[Instructions to follow]
Print out every line, exactly as written.

[Chart and figure data]
* * * * * * * * *
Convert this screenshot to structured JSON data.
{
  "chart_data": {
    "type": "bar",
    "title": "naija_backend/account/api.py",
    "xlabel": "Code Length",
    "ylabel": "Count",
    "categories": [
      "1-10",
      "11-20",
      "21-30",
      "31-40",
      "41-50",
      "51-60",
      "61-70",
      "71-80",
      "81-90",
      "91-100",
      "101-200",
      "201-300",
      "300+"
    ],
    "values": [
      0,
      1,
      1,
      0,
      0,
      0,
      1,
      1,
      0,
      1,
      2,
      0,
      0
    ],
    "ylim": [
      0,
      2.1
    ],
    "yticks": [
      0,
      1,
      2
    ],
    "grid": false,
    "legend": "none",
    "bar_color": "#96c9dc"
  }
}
* * * * * * * * *
[Task response]
Convert this screenshot to structured JSON data.
{
  "chart_data": {
    "type": "bar",
    "title": "naija_backend/account/api.py",
    "xlabel": "Code Length",
    "ylabel": "Count",
    "categories": [
      "1-10",
      "11-20",
      "21-30",
      "31-40",
      "41-50",
      "51-60",
      "61-70",
      "71-80",
      "81-90",
      "91-100",
      "101-200",
      "201-300",
      "300+"
    ],
    "values": [
      0,
      1,
      1,
      0,
      0,
      0,
      1,
      1,
      0,
      1,
      2,
      0,
      0
    ],
    "ylim": [
      0,
      2.1
    ],
    "yticks": [
      0,
      1,
      2
    ],
    "grid": false,
    "legend": "none",
    "bar_color": "#96c9dc"
  }
}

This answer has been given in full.